Gather up the lines with the word "Study" in them.

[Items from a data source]
──────────────────────────────
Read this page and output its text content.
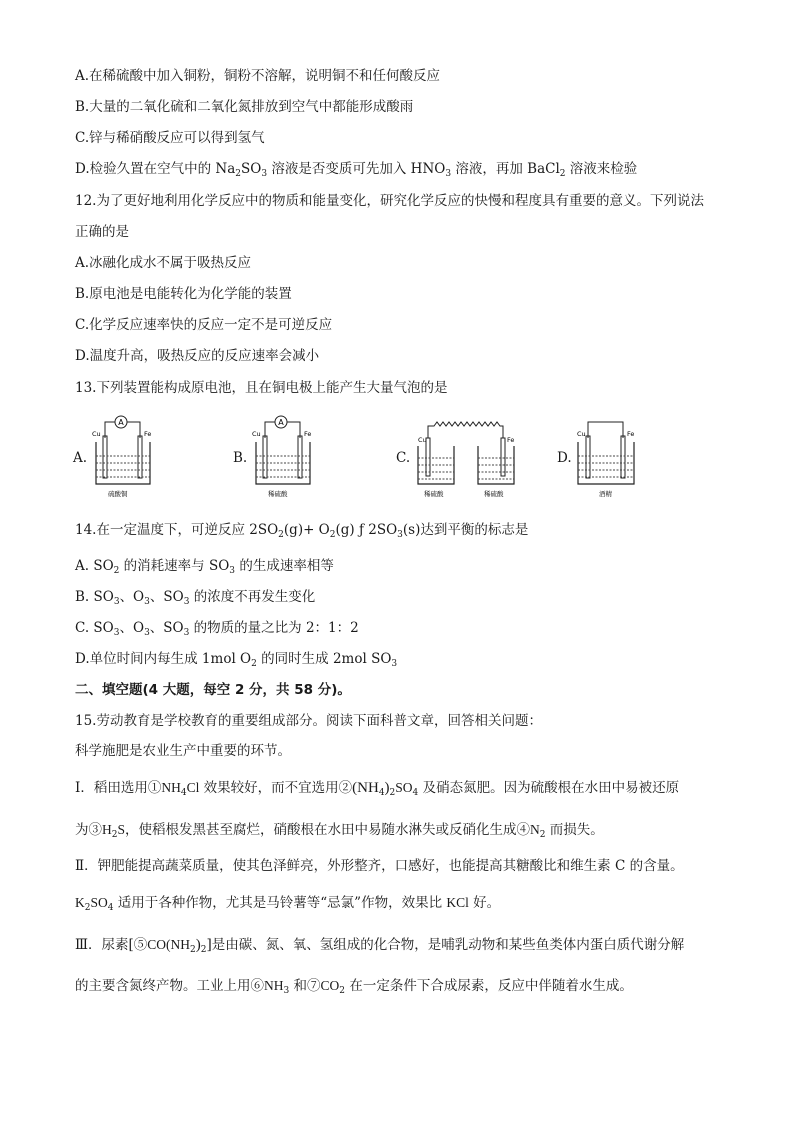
A.在稀硫酸中加入铜粉，铜粉不溶解，说明铜不和任何酸反应
B.大量的二氧化硫和二氧化氮排放到空气中都能形成酸雨
C.锌与稀硝酸反应可以得到氢气
D.检验久置在空气中的 $Na_2SO_3$ 溶液是否变质可先加入 $HNO_3$ 溶液，再加 BaCl$_2$ 溶液来检验
12.为了更好地利用化学反应中的物质和能量变化，研究化学反应的快慢和程度具有重要的意义。下列说法
正确的是
A.冰融化成水不属于吸热反应
B.原电池是电能转化为化学能的装置
C.化学反应速率快的反应一定不是可逆反应
D.温度升高，吸热反应的反应速率会减小
13.下列装置能构成原电池，且在铜电极上能产生大量气泡的是
A.	B.	C.	D.
A
Cu	Fe
硫酸铜
A
Cu	Fe
稀硫酸
Cu	Fe
稀硫酸	稀硫酸
Cu	Fe
酒精
14.在一定温度下，可逆反应 $2SO_2(g)+ O_2(g)$ ƒ $2SO_3(s)$达到平衡的标志是
A. $SO_2$ 的消耗速率与 $SO_3$ 的生成速率相等
B. $SO_3$、$O_3$、$SO_3$ 的浓度不再发生变化
C. $SO_3$、$O_3$、$SO_3$ 的物质的量之比为 2：1：2
D.单位时间内每生成 1mol $O_2$ 的同时生成 2mol $SO_3$
二、填空题(4 大题，每空 2 分，共 58 分)。
15.劳动教育是学校教育的重要组成部分。阅读下面科普文章，回答相关问题：
科学施肥是农业生产中重要的环节。
Ⅰ．稻田选用$①NH_4Cl$ 效果较好，而不宜选用$②(NH_4)_2SO_4$ 及硝态氮肥。因为硫酸根在水田中易被还原
为$③H_2S$，使稻根发黑甚至腐烂，硝酸根在水田中易随水淋失或反硝化生成$④N_2$ 而损失。
Ⅱ．钾肥能提高蔬菜质量，使其色泽鲜亮，外形整齐，口感好，也能提高其糖酸比和维生素 C 的含量。
$K_2SO_4$ 适用于各种作物，尤其是马铃薯等“忌氯”作物，效果比 KCl 好。
Ⅲ．尿素$[⑤CO(NH_2)_2]$是由碳、氮、氧、氢组成的化合物，是哺乳动物和某些鱼类体内蛋白质代谢分解
的主要含氮终产物。工业上用$⑥NH_3$ 和$⑦CO_2$ 在一定条件下合成尿素，反应中伴随着水生成。
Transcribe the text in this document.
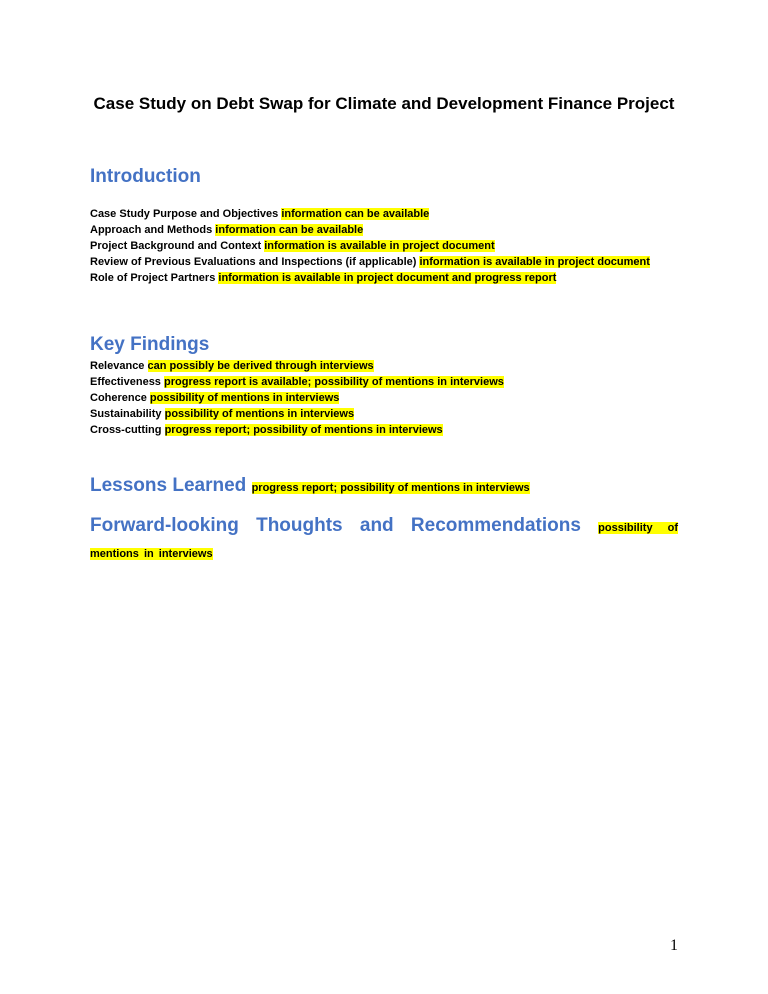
Case Study on Debt Swap for Climate and Development Finance Project
Introduction
Case Study Purpose and Objectives information can be available
Approach and Methods information can be available
Project Background and Context information is available in project document
Review of Previous Evaluations and Inspections (if applicable) information is available in project document
Role of Project Partners information is available in project document and progress report
Key Findings
Relevance can possibly be derived through interviews
Effectiveness progress report is available; possibility of mentions in interviews
Coherence possibility of mentions in interviews
Sustainability possibility of mentions in interviews
Cross-cutting progress report; possibility of mentions in interviews
Lessons Learned progress report; possibility of mentions in interviews
Forward-looking Thoughts and Recommendations possibility of mentions in interviews
1
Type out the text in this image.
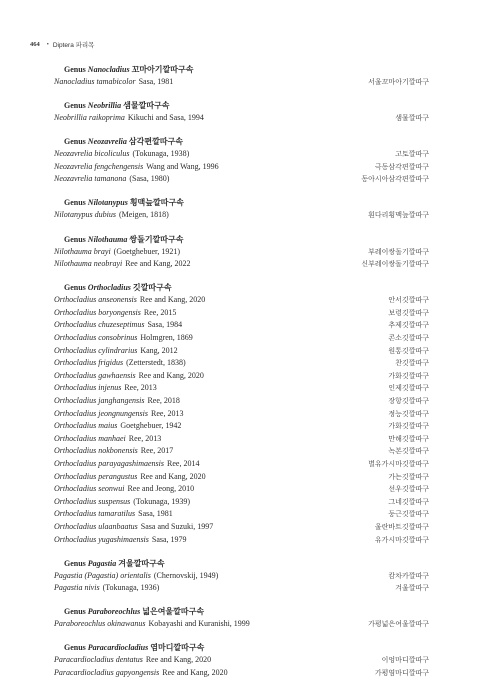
464 • Diptera 파리목
Genus Nanocladius 꼬마아기깔따구속
Nanocladius tamabicolor Sasa, 1981	서울꼬마아기깔따구
Genus Neobrillia 샘물깔따구속
Neobrillia raikoprima Kikuchi and Sasa, 1994	샘물깔따구
Genus Neozavrelia 삼각편깔따구속
Neozavrelia bicoliculus (Tokunaga, 1938)	고토깔따구
Neozavrelia fengchengensis Wang and Wang, 1996	극동삼각편깔따구
Neozavrelia tamanona (Sasa, 1980)	동아시아삼각편깔따구
Genus Nilotanypus 횡맥늪깔따구속
Nilotanypus dubius (Meigen, 1818)	흰다리횡맥늪깔따구
Genus Nilothauma 쌍돌기깔따구속
Nilothauma brayi (Goetghebuer, 1921)	부레이쌍돌기깔따구
Nilothauma neobrayi Ree and Kang, 2022	신부레이쌍돌기깔따구
Genus Orthocladius 깃깔따구속
Orthocladius anseonensis Ree and Kang, 2020	안서깃깔따구
Orthocladius boryongensis Ree, 2015	보령깃깔따구
Orthocladius chuzeseptimus Sasa, 1984	추제깃깔따구
Orthocladius consobrinus Holmgren, 1869	콘소깃깔따구
Orthocladius cylindrarius Kang, 2012	원통깃깔따구
Orthocladius frigidus (Zetterstedt, 1838)	찬깃깔따구
Orthocladius gawhaensis Ree and Kang, 2020	가화깃깔따구
Orthocladius injenus Ree, 2013	인제깃깔따구
Orthocladius janghangensis Ree, 2018	장항깃깔따구
Orthocladius jeongnungensis Ree, 2013	정능깃깔따구
Orthocladius maius Goetghebuer, 1942	가화깃깔따구
Orthocladius manhaei Ree, 2013	만해깃깔따구
Orthocladius nokbonensis Ree, 2017	녹본깃깔따구
Orthocladius parayagashimaensis Ree, 2014	별유가시마깃깔따구
Orthocladius perangustus Ree and Kang, 2020	가는깃깔따구
Orthocladius seonwui Ree and Jeong, 2010	선우깃깔따구
Orthocladius suspensus (Tokunaga, 1939)	그네깃깔따구
Orthocladius tamaratilus Sasa, 1981	둥근깃깔따구
Orthocladius ulaanbaatus Sasa and Suzuki, 1997	울란바트깃깔따구
Orthocladius yugashimaensis Sasa, 1979	유가시마깃깔따구
Genus Pagastia 겨울깔따구속
Pagastia (Pagastia) orientalis (Chernovskij, 1949)	캄차카깔따구
Pagastia nivis (Tokunaga, 1936)	겨울깔따구
Genus Paraboreochlus 넓은여울깔따구속
Paraboreochlus okinawanus Kobayashi and Kuranishi, 1999	가평넓은여울깔따구
Genus Paracardiocladius 염마디깔따구속
Paracardiocladius dentatus Ree and Kang, 2020	이엉마디깔따구
Paracardiocladius gapyongensis Ree and Kang, 2020	가평염마디깔따구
──────────────────────────────
Answer:
Case Study on Debt Swap for Climate and Development Finance Project
Case Study Purpose and Objectives information can be available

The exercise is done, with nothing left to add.